▶ [Short problem]
List all lines of the data containing the word "Tádásana".

===

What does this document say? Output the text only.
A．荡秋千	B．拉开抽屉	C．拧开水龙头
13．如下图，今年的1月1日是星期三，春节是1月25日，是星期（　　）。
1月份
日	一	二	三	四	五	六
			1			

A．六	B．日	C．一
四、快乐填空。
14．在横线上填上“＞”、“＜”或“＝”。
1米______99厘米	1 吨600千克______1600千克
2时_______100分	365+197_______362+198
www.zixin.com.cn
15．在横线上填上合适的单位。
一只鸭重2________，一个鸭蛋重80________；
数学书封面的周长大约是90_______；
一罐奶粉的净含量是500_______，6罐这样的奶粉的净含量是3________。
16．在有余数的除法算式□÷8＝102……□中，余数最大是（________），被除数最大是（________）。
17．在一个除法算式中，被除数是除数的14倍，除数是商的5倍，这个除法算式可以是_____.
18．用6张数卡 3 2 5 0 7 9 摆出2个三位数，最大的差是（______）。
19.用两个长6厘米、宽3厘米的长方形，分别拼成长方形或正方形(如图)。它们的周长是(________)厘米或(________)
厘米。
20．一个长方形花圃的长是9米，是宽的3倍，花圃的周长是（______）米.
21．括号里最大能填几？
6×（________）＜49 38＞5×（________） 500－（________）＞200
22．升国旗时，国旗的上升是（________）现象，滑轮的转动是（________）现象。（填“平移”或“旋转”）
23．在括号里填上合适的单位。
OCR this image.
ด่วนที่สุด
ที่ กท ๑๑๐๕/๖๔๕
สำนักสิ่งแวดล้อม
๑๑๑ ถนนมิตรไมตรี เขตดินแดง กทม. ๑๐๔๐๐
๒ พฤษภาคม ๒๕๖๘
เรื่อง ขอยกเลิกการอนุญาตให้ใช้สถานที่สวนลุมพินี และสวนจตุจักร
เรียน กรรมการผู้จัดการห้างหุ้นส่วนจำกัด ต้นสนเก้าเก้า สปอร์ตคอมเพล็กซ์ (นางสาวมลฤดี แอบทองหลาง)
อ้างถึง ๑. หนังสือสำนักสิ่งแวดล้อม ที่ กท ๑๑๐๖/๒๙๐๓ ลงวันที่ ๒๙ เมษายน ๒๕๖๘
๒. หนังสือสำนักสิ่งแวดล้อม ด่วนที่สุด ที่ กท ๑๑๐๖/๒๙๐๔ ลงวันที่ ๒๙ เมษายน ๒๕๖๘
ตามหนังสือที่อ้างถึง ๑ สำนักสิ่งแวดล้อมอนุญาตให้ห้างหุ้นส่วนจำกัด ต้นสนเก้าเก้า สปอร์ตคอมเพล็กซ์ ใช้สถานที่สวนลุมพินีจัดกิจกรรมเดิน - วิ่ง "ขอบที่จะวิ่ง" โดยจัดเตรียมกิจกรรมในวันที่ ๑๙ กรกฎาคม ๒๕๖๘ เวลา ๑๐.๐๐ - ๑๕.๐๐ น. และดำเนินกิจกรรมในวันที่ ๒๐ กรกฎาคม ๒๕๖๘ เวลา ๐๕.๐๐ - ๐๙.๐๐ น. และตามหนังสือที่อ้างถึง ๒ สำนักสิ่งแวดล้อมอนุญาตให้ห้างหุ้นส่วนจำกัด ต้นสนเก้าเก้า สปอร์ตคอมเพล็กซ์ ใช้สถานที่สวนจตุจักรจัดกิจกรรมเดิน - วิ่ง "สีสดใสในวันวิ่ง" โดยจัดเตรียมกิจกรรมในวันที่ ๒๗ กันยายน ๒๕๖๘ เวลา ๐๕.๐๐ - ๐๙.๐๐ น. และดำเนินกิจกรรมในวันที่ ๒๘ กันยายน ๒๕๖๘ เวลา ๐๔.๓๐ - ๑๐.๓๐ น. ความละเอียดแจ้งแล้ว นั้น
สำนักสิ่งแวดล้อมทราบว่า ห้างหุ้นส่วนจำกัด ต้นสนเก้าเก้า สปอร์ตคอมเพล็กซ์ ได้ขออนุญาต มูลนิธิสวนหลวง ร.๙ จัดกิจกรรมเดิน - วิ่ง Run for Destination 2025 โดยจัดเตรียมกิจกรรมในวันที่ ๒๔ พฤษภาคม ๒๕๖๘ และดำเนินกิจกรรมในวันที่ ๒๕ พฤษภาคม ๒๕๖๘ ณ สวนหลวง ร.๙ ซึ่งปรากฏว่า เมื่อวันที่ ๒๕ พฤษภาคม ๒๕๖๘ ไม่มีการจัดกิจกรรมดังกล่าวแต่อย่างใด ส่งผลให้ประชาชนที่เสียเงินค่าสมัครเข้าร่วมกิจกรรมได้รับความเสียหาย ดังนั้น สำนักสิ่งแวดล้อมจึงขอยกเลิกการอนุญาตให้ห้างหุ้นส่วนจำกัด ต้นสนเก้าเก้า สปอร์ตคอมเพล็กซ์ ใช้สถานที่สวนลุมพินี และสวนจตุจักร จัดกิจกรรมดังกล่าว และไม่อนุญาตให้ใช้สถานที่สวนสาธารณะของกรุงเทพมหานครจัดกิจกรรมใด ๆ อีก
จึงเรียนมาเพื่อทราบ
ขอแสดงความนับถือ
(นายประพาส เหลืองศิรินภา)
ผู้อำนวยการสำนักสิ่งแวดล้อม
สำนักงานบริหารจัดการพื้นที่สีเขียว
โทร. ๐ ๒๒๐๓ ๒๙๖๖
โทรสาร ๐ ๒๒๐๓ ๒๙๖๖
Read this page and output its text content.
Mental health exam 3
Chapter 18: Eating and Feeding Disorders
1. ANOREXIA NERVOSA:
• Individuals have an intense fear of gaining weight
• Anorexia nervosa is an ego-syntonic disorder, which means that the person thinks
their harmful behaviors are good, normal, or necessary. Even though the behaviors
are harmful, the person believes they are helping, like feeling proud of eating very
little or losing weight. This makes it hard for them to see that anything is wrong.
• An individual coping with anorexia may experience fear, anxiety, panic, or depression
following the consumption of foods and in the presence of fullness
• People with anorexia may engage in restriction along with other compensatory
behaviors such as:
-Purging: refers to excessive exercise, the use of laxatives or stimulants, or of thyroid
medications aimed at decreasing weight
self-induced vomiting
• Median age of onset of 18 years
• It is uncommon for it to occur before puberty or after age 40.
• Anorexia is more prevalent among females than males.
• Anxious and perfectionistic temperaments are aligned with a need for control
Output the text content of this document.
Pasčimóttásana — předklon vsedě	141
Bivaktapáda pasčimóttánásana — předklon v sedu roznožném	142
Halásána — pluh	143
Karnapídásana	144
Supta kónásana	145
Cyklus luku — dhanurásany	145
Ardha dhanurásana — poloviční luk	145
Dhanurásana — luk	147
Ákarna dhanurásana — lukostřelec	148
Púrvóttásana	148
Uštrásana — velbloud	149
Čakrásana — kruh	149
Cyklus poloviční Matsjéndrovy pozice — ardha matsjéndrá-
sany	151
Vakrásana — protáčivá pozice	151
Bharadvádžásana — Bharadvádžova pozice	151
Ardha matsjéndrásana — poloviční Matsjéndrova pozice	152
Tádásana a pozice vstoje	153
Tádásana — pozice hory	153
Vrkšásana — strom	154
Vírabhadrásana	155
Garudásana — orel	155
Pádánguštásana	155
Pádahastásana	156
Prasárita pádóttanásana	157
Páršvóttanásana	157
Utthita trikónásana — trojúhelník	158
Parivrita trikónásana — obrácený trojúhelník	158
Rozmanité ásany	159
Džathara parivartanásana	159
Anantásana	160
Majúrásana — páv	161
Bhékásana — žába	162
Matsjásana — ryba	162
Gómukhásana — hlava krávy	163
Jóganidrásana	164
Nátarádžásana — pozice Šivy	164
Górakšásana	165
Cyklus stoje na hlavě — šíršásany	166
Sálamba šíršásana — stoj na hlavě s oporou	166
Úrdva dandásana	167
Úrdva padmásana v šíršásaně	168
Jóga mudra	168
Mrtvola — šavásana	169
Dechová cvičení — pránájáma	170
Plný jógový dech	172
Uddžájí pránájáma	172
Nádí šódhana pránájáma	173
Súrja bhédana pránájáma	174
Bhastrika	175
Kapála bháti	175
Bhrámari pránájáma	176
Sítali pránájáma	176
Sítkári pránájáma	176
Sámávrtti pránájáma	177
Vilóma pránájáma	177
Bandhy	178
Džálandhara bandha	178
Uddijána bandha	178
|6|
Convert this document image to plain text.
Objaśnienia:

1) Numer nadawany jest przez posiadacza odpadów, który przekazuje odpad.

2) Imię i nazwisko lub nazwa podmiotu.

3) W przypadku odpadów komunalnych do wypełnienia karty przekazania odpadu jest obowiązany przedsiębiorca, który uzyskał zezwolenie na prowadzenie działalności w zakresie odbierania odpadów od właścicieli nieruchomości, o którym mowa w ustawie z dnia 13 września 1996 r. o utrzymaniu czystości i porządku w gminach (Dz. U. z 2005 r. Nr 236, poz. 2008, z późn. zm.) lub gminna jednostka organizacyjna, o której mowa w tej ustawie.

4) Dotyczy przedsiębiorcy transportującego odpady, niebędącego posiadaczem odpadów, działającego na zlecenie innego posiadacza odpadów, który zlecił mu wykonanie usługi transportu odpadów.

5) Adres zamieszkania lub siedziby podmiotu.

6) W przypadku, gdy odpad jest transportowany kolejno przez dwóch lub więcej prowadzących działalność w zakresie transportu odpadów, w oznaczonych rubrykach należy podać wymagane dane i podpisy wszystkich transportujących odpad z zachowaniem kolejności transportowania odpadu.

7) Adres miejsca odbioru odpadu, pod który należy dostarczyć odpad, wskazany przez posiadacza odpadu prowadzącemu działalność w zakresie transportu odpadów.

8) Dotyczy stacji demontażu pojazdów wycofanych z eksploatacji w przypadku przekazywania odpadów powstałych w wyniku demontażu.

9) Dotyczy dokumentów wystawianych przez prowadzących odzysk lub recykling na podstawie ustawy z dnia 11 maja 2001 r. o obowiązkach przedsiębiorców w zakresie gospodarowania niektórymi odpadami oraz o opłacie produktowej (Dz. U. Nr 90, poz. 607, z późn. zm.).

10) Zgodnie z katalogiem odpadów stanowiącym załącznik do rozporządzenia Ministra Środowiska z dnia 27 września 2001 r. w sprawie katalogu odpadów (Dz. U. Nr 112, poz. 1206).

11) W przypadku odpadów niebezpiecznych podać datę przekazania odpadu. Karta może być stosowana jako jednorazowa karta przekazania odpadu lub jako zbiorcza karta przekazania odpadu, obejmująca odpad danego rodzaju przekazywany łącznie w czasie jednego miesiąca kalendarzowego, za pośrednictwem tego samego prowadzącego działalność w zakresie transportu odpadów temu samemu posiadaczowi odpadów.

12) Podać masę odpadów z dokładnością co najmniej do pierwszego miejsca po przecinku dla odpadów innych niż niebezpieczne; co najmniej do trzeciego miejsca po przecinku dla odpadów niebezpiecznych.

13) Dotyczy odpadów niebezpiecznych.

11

===

▶ [Exercise result]
Tádásana a pozice vstoje	153
Tádásana — pozice hory	153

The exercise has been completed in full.